EXCERPTED DATA:
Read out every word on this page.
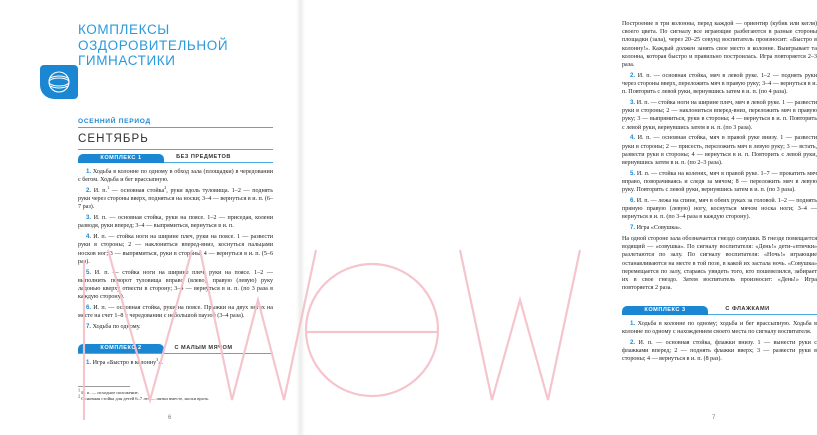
КОМПЛЕКСЫ
ОЗДОРОВИТЕЛЬНОЙ
ГИМНАСТИКИ
ОСЕННИЙ ПЕРИОД
СЕНТЯБРЬ
КОМПЛЕКС 1	БЕЗ ПРЕДМЕТОВ

1. Ходьба в колонне по одному в обход зала (площадки) в чередовании с бегом. Ходьба и бег врассыпную.

2. И. п.$^1$ — основная стойка$^2$, руки вдоль туловища. 1–2 — поднять руки через стороны вверх, подняться на носки; 3–4 — вернуться в и. п. (6–7 раз).

3. И. п. — основная стойка, руки на поясе. 1–2 — приседая, колени разводя, руки вперед; 3–4 — выпрямиться, вернуться в и. п.

4. И. п. — стойка ноги на ширине плеч, руки на поясе. 1 — развести руки в стороны; 2 — наклониться вперед-вниз, коснуться пальцами носков ног; 3 — выпрямиться, руки в стороны; 4 — вернуться в и. п. (5–6 раз).

5. И. п. — стойка ноги на ширине плеч, руки на поясе. 1–2 — выполнить поворот туловища вправо (влево), правую (левую) руку ладонью кверху отвести в сторону; 3–4 — вернуться в и. п. (по 3 раза в каждую сторону).

6. И. п. — основная стойка, руки на поясе. Прыжки на двух ногах на месте на счет 1–8 в чередовании с небольшой паузой (3–4 раза).

7. Ходьба по одному.

КОМПЛЕКС 2	С МАЛЫМ МЯЧОМ

1. Игра «Быстро в колонну$^3$».

$^1$ И. п. — исходное положение.

$^2$ Основная стойка для детей 6–7 лет — пятки вместе, носки врозь.

6

Построение в три колонны, перед каждой — ориентир (кубик или кегля) своего цвета. По сигналу все играющие разбегаются в разные стороны площадки (зала), через 20–25 секунд воспитатель произносит: «Быстро в колонну!». Каждый должен занять свое место в колонне. Выигрывает та колонна, которая быстро и правильно построилась. Игра повторяется 2–3 раза.

2. И. п. — основная стойка, мяч в левой руке. 1–2 — поднять руки через стороны вверх, переложить мяч в правую руку; 3–4 — вернуться в и. п. Повторить с левой руки, вернувшись затем в и. п. (по 4 раза).

3. И. п. — стойка ноги на ширине плеч, мяч в левой руке. 1 — развести руки в стороны; 2 — наклониться вперед-вниз, переложить мяч в правую руку; 3 — выпрямиться, руки в стороны; 4 — вернуться в и. п. Повторить с левой руки, вернувшись затем в и. п. (по 3 раза).

4. И. п. — основная стойка, мяч в правой руке внизу. 1 — развести руки в стороны; 2 — присесть, переложить мяч в левую руку; 3 — встать, развести руки в стороны; 4 — вернуться в и. п. Повторить с левой руки, вернувшись затем в и. п. (по 2–3 раза).

5. И. п. — стойка на коленях, мяч в правой руке. 1–7 — прокатить мяч вправо, поворачиваясь и следя за мячом; 8 — переложить мяч в левую руку. Повторить с левой руки, вернувшись затем в и. п. (по 3 раза).

6. И. п. — лежа на спине, мяч в обеих руках за головой. 1–2 — поднять прямую правую (левую) ногу, коснуться мячом носка ноги; 3–4 — вернуться в и. п. (по 3–4 раза в каждую сторону).

7. Игра «Совушка».

На одной стороне зала обозначается гнездо совушки. В гнезде помещается водящий — «совушка». По сигналу воспитателя: «День!» дети-«птички» разлетаются по залу. По сигналу воспитателя: «Ночь!» играющие останавливаются на месте в той позе, в какой их застала ночь. «Совушка» перемещается по залу, стараясь увидеть того, кто пошевелился, забирает их в свое гнездо. Затем воспитатель произносит: «День!» Игра повторяется 2 раза.

КОМПЛЕКС 3	С ФЛАЖКАМИ

1. Ходьба в колонне по одному; ходьба и бег врассыпную. Ходьба в колонне по одному с нахождением своего места по сигналу воспитателя.

2. И. п. — основная стойка, флажки внизу. 1 — вынести руки с флажками вперед; 2 — поднять флажки вверх; 3 — развести руки в стороны; 4 — вернуться в и. п. (8 раз).

7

STATED TASK: Quote the records in their entirety, keeping the wording exact and excluding pictures.

RESPONSE FOR THIS EXERCISE:
Read out every word on this page.
КОМПЛЕКСЫ
ОЗДОРОВИТЕЛЬНОЙ
ГИМНАСТИКИ
ОСЕННИЙ ПЕРИОД
СЕНТЯБРЬ
КОМПЛЕКС 1	БЕЗ ПРЕДМЕТОВ

1. Ходьба в колонне по одному в обход зала (площадки) в чередовании с бегом. Ходьба и бег врассыпную.

2. И. п.$^1$ — основная стойка$^2$, руки вдоль туловища. 1–2 — поднять руки через стороны вверх, подняться на носки; 3–4 — вернуться в и. п. (6–7 раз).

3. И. п. — основная стойка, руки на поясе. 1–2 — приседая, колени разводя, руки вперед; 3–4 — выпрямиться, вернуться в и. п.

4. И. п. — стойка ноги на ширине плеч, руки на поясе. 1 — развести руки в стороны; 2 — наклониться вперед-вниз, коснуться пальцами носков ног; 3 — выпрямиться, руки в стороны; 4 — вернуться в и. п. (5–6 раз).

5. И. п. — стойка ноги на ширине плеч, руки на поясе. 1–2 — выполнить поворот туловища вправо (влево), правую (левую) руку ладонью кверху отвести в сторону; 3–4 — вернуться в и. п. (по 3 раза в каждую сторону).

6. И. п. — основная стойка, руки на поясе. Прыжки на двух ногах на месте на счет 1–8 в чередовании с небольшой паузой (3–4 раза).

7. Ходьба по одному.

КОМПЛЕКС 2	С МАЛЫМ МЯЧОМ

1. Игра «Быстро в колонну$^3$».

$^1$ И. п. — исходное положение.

$^2$ Основная стойка для детей 6–7 лет — пятки вместе, носки врозь.

6

Построение в три колонны, перед каждой — ориентир (кубик или кегля) своего цвета. По сигналу все играющие разбегаются в разные стороны площадки (зала), через 20–25 секунд воспитатель произносит: «Быстро в колонну!». Каждый должен занять свое место в колонне. Выигрывает та колонна, которая быстро и правильно построилась. Игра повторяется 2–3 раза.

2. И. п. — основная стойка, мяч в левой руке. 1–2 — поднять руки через стороны вверх, переложить мяч в правую руку; 3–4 — вернуться в и. п. Повторить с левой руки, вернувшись затем в и. п. (по 4 раза).

3. И. п. — стойка ноги на ширине плеч, мяч в левой руке. 1 — развести руки в стороны; 2 — наклониться вперед-вниз, переложить мяч в правую руку; 3 — выпрямиться, руки в стороны; 4 — вернуться в и. п. Повторить с левой руки, вернувшись затем в и. п. (по 3 раза).

4. И. п. — основная стойка, мяч в правой руке внизу. 1 — развести руки в стороны; 2 — присесть, переложить мяч в левую руку; 3 — встать, развести руки в стороны; 4 — вернуться в и. п. Повторить с левой руки, вернувшись затем в и. п. (по 2–3 раза).

5. И. п. — стойка на коленях, мяч в правой руке. 1–7 — прокатить мяч вправо, поворачиваясь и следя за мячом; 8 — переложить мяч в левую руку. Повторить с левой руки, вернувшись затем в и. п. (по 3 раза).

6. И. п. — лежа на спине, мяч в обеих руках за головой. 1–2 — поднять прямую правую (левую) ногу, коснуться мячом носка ноги; 3–4 — вернуться в и. п. (по 3–4 раза в каждую сторону).

7. Игра «Совушка».

На одной стороне зала обозначается гнездо совушки. В гнезде помещается водящий — «совушка». По сигналу воспитателя: «День!» дети-«птички» разлетаются по залу. По сигналу воспитателя: «Ночь!» играющие останавливаются на месте в той позе, в какой их застала ночь. «Совушка» перемещается по залу, стараясь увидеть того, кто пошевелился, забирает их в свое гнездо. Затем воспитатель произносит: «День!» Игра повторяется 2 раза.

КОМПЛЕКС 3	С ФЛАЖКАМИ

1. Ходьба в колонне по одному; ходьба и бег врассыпную. Ходьба в колонне по одному с нахождением своего места по сигналу воспитателя.

2. И. п. — основная стойка, флажки внизу. 1 — вынести руки с флажками вперед; 2 — поднять флажки вверх; 3 — развести руки в стороны; 4 — вернуться в и. п. (8 раз).

7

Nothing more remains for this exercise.